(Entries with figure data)

begin

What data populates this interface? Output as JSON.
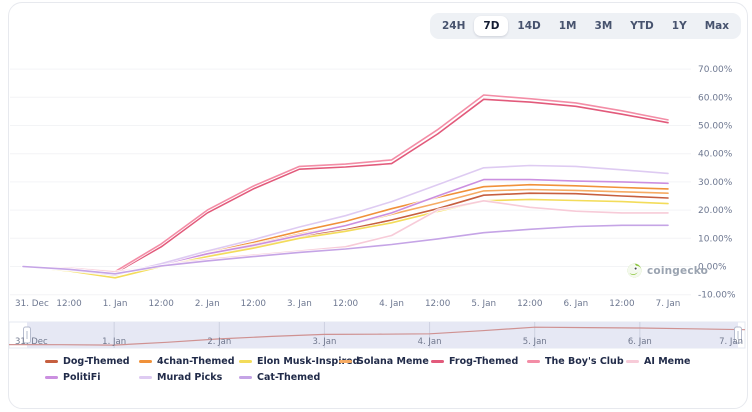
{
  "range_selector": {
    "options": [
      "24H",
      "7D",
      "14D",
      "1M",
      "3M",
      "YTD",
      "1Y",
      "Max"
    ],
    "active": "7D"
  },
  "watermark": {
    "label": "coingecko"
  },
  "chart_data": {
    "type": "line",
    "title": "",
    "xlabel": "",
    "ylabel": "",
    "ylim": [
      -10,
      70
    ],
    "grid": true,
    "legend_position": "bottom",
    "y_axis_side": "right",
    "y_ticks": [
      "70.00%",
      "60.00%",
      "50.00%",
      "40.00%",
      "30.00%",
      "20.00%",
      "10.00%",
      "0.00%",
      "-10.00%"
    ],
    "y_tick_values": [
      70,
      60,
      50,
      40,
      30,
      20,
      10,
      0,
      -10
    ],
    "x_labels": [
      "31. Dec",
      "12:00",
      "1. Jan",
      "12:00",
      "2. Jan",
      "12:00",
      "3. Jan",
      "12:00",
      "4. Jan",
      "12:00",
      "5. Jan",
      "12:00",
      "6. Jan",
      "12:00",
      "7. Jan"
    ],
    "series": [
      {
        "name": "Dog-Themed",
        "color": "#c65f3f",
        "values": [
          0,
          -1.3,
          -3,
          0.5,
          4,
          7,
          10.5,
          13,
          16.5,
          20.5,
          25.3,
          26,
          25.8,
          25,
          24.3
        ]
      },
      {
        "name": "4chan-Themed",
        "color": "#f0913a",
        "values": [
          0,
          -1.4,
          -3.2,
          1,
          5,
          8.5,
          12.5,
          16,
          20.5,
          24.5,
          28.3,
          29,
          28.6,
          28,
          27.5
        ]
      },
      {
        "name": "Elon Musk-Inspired",
        "color": "#f3dc5a",
        "values": [
          0,
          -1.6,
          -4,
          0,
          3.5,
          6.5,
          10,
          12.5,
          15.5,
          19.5,
          23.3,
          23.8,
          23.4,
          23,
          22.3
        ]
      },
      {
        "name": "Solana Meme",
        "color": "#f6ab63",
        "values": [
          0,
          -1,
          -2.7,
          1,
          4.5,
          7.8,
          11.5,
          14.5,
          18.5,
          22.5,
          26.8,
          27.3,
          27,
          26.5,
          26
        ]
      },
      {
        "name": "Frog-Themed",
        "color": "#e25a7b",
        "values": [
          0,
          -0.8,
          -2.3,
          7,
          19,
          27.5,
          34.5,
          35.3,
          36.5,
          47,
          59.3,
          58.3,
          56.8,
          54,
          51
        ]
      },
      {
        "name": "The Boy's Club",
        "color": "#f38da6",
        "values": [
          0,
          -0.5,
          -1.8,
          8,
          20,
          28.5,
          35.5,
          36.3,
          37.8,
          48.5,
          60.8,
          59.5,
          58,
          55.2,
          52
        ]
      },
      {
        "name": "AI Meme",
        "color": "#f7cbd8",
        "values": [
          0,
          -0.6,
          -2,
          0.5,
          2.5,
          4,
          5.5,
          7,
          11,
          20,
          23.3,
          21,
          19.6,
          19,
          19
        ]
      },
      {
        "name": "PolitiFi",
        "color": "#cb8fe0",
        "values": [
          0,
          -1,
          -2.6,
          0.8,
          4.5,
          7.5,
          11,
          14.5,
          19,
          25,
          30.8,
          30.8,
          30.3,
          30,
          29.5
        ]
      },
      {
        "name": "Murad Picks",
        "color": "#decbf2",
        "values": [
          0,
          -1.2,
          -3,
          1,
          5.5,
          9.5,
          14,
          18,
          23,
          29,
          35,
          35.8,
          35.5,
          34.3,
          33
        ]
      },
      {
        "name": "Cat-Themed",
        "color": "#c5a4e6",
        "values": [
          0,
          -1,
          -2.6,
          0.2,
          2,
          3.5,
          5,
          6.2,
          7.8,
          9.8,
          12,
          13.2,
          14.2,
          14.6,
          14.6
        ]
      }
    ],
    "navigator": {
      "labels": [
        "31. Dec",
        "1. Jan",
        "2. Jan",
        "3. Jan",
        "4. Jan",
        "5. Jan",
        "6. Jan",
        "7. Jan"
      ],
      "line_color": "#cf9191",
      "selection_fill": "#e6e8f4",
      "shape_series": "The Boy's Club"
    }
  }
}
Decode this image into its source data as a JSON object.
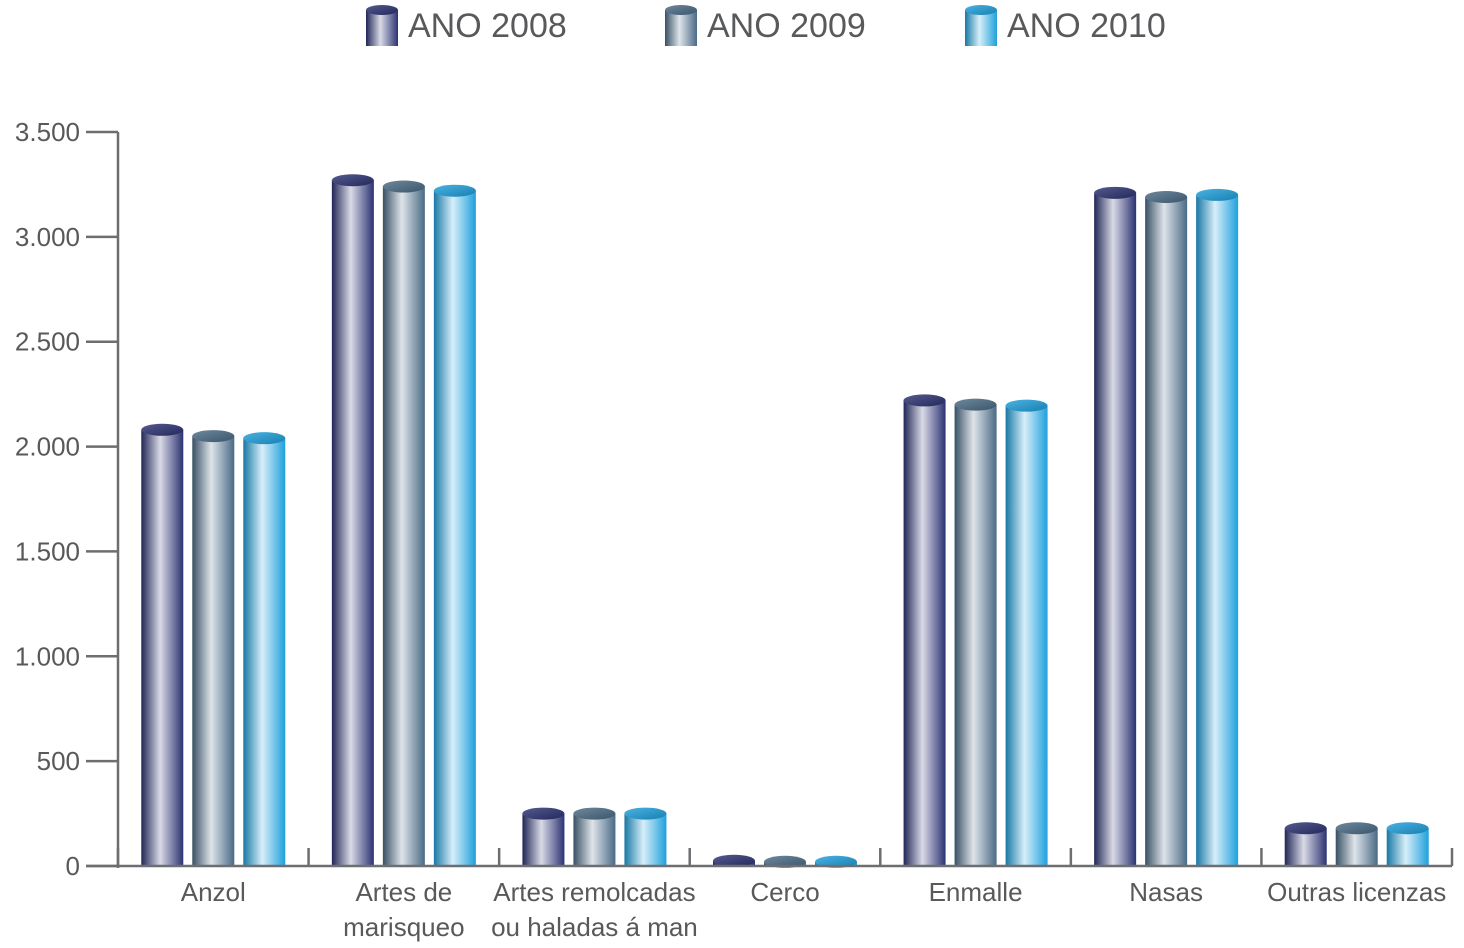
{
  "chart_data": {
    "type": "bar",
    "title": "",
    "xlabel": "",
    "ylabel": "",
    "ylim": [
      0,
      3500
    ],
    "yticks": [
      0,
      500,
      1000,
      1500,
      2000,
      2500,
      3000,
      3500
    ],
    "ytick_labels": [
      "0",
      "500",
      "1.000",
      "1.500",
      "2.000",
      "2.500",
      "3.000",
      "3.500"
    ],
    "grid": false,
    "legend_position": "top-center",
    "categories": [
      [
        "Anzol"
      ],
      [
        "Artes de",
        "marisqueo"
      ],
      [
        "Artes remolcadas",
        "ou haladas á man"
      ],
      [
        "Cerco"
      ],
      [
        "Enmalle"
      ],
      [
        "Nasas"
      ],
      [
        "Outras licenzas"
      ]
    ],
    "series": [
      {
        "name": "ANO 2008",
        "color": "#2b3272",
        "values": [
          2080,
          3270,
          250,
          25,
          2220,
          3210,
          180
        ]
      },
      {
        "name": "ANO 2009",
        "color": "#4a6a86",
        "values": [
          2050,
          3240,
          250,
          20,
          2200,
          3190,
          180
        ]
      },
      {
        "name": "ANO 2010",
        "color": "#1ea0dc",
        "values": [
          2040,
          3220,
          250,
          20,
          2195,
          3200,
          180
        ]
      }
    ]
  }
}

end

■ **TASK TO CARRY OUT**:
Transcribe the complete set of entries verbatim. No pictures belong in the copy.

■ **TASK RESULT**:
What data populates this interface? Output as JSON.
{
  "range_selector": {
    "options": [
      "24H",
      "7D",
      "14D",
      "1M",
      "3M",
      "YTD",
      "1Y",
      "Max"
    ],
    "active": "7D"
  },
  "watermark": {
    "label": "coingecko"
  },
  "chart_data": {
    "type": "line",
    "title": "",
    "xlabel": "",
    "ylabel": "",
    "ylim": [
      -10,
      70
    ],
    "grid": true,
    "legend_position": "bottom",
    "y_axis_side": "right",
    "y_ticks": [
      "70.00%",
      "60.00%",
      "50.00%",
      "40.00%",
      "30.00%",
      "20.00%",
      "10.00%",
      "0.00%",
      "-10.00%"
    ],
    "y_tick_values": [
      70,
      60,
      50,
      40,
      30,
      20,
      10,
      0,
      -10
    ],
    "x_labels": [
      "31. Dec",
      "12:00",
      "1. Jan",
      "12:00",
      "2. Jan",
      "12:00",
      "3. Jan",
      "12:00",
      "4. Jan",
      "12:00",
      "5. Jan",
      "12:00",
      "6. Jan",
      "12:00",
      "7. Jan"
    ],
    "series": [
      {
        "name": "Dog-Themed",
        "color": "#c65f3f",
        "values": [
          0,
          -1.3,
          -3,
          0.5,
          4,
          7,
          10.5,
          13,
          16.5,
          20.5,
          25.3,
          26,
          25.8,
          25,
          24.3
        ]
      },
      {
        "name": "4chan-Themed",
        "color": "#f0913a",
        "values": [
          0,
          -1.4,
          -3.2,
          1,
          5,
          8.5,
          12.5,
          16,
          20.5,
          24.5,
          28.3,
          29,
          28.6,
          28,
          27.5
        ]
      },
      {
        "name": "Elon Musk-Inspired",
        "color": "#f3dc5a",
        "values": [
          0,
          -1.6,
          -4,
          0,
          3.5,
          6.5,
          10,
          12.5,
          15.5,
          19.5,
          23.3,
          23.8,
          23.4,
          23,
          22.3
        ]
      },
      {
        "name": "Solana Meme",
        "color": "#f6ab63",
        "values": [
          0,
          -1,
          -2.7,
          1,
          4.5,
          7.8,
          11.5,
          14.5,
          18.5,
          22.5,
          26.8,
          27.3,
          27,
          26.5,
          26
        ]
      },
      {
        "name": "Frog-Themed",
        "color": "#e25a7b",
        "values": [
          0,
          -0.8,
          -2.3,
          7,
          19,
          27.5,
          34.5,
          35.3,
          36.5,
          47,
          59.3,
          58.3,
          56.8,
          54,
          51
        ]
      },
      {
        "name": "The Boy's Club",
        "color": "#f38da6",
        "values": [
          0,
          -0.5,
          -1.8,
          8,
          20,
          28.5,
          35.5,
          36.3,
          37.8,
          48.5,
          60.8,
          59.5,
          58,
          55.2,
          52
        ]
      },
      {
        "name": "AI Meme",
        "color": "#f7cbd8",
        "values": [
          0,
          -0.6,
          -2,
          0.5,
          2.5,
          4,
          5.5,
          7,
          11,
          20,
          23.3,
          21,
          19.6,
          19,
          19
        ]
      },
      {
        "name": "PolitiFi",
        "color": "#cb8fe0",
        "values": [
          0,
          -1,
          -2.6,
          0.8,
          4.5,
          7.5,
          11,
          14.5,
          19,
          25,
          30.8,
          30.8,
          30.3,
          30,
          29.5
        ]
      },
      {
        "name": "Murad Picks",
        "color": "#decbf2",
        "values": [
          0,
          -1.2,
          -3,
          1,
          5.5,
          9.5,
          14,
          18,
          23,
          29,
          35,
          35.8,
          35.5,
          34.3,
          33
        ]
      },
      {
        "name": "Cat-Themed",
        "color": "#c5a4e6",
        "values": [
          0,
          -1,
          -2.6,
          0.2,
          2,
          3.5,
          5,
          6.2,
          7.8,
          9.8,
          12,
          13.2,
          14.2,
          14.6,
          14.6
        ]
      }
    ],
    "navigator": {
      "labels": [
        "31. Dec",
        "1. Jan",
        "2. Jan",
        "3. Jan",
        "4. Jan",
        "5. Jan",
        "6. Jan",
        "7. Jan"
      ],
      "line_color": "#cf9191",
      "selection_fill": "#e6e8f4",
      "shape_series": "The Boy's Club"
    }
  }
}
Decode this image into its source data as a JSON object.
{
  "chart_data": {
    "type": "bar",
    "title": "",
    "xlabel": "",
    "ylabel": "",
    "ylim": [
      0,
      3500
    ],
    "yticks": [
      0,
      500,
      1000,
      1500,
      2000,
      2500,
      3000,
      3500
    ],
    "ytick_labels": [
      "0",
      "500",
      "1.000",
      "1.500",
      "2.000",
      "2.500",
      "3.000",
      "3.500"
    ],
    "grid": false,
    "legend_position": "top-center",
    "categories": [
      [
        "Anzol"
      ],
      [
        "Artes de",
        "marisqueo"
      ],
      [
        "Artes remolcadas",
        "ou haladas á man"
      ],
      [
        "Cerco"
      ],
      [
        "Enmalle"
      ],
      [
        "Nasas"
      ],
      [
        "Outras licenzas"
      ]
    ],
    "series": [
      {
        "name": "ANO 2008",
        "color": "#2b3272",
        "values": [
          2080,
          3270,
          250,
          25,
          2220,
          3210,
          180
        ]
      },
      {
        "name": "ANO 2009",
        "color": "#4a6a86",
        "values": [
          2050,
          3240,
          250,
          20,
          2200,
          3190,
          180
        ]
      },
      {
        "name": "ANO 2010",
        "color": "#1ea0dc",
        "values": [
          2040,
          3220,
          250,
          20,
          2195,
          3200,
          180
        ]
      }
    ]
  }
}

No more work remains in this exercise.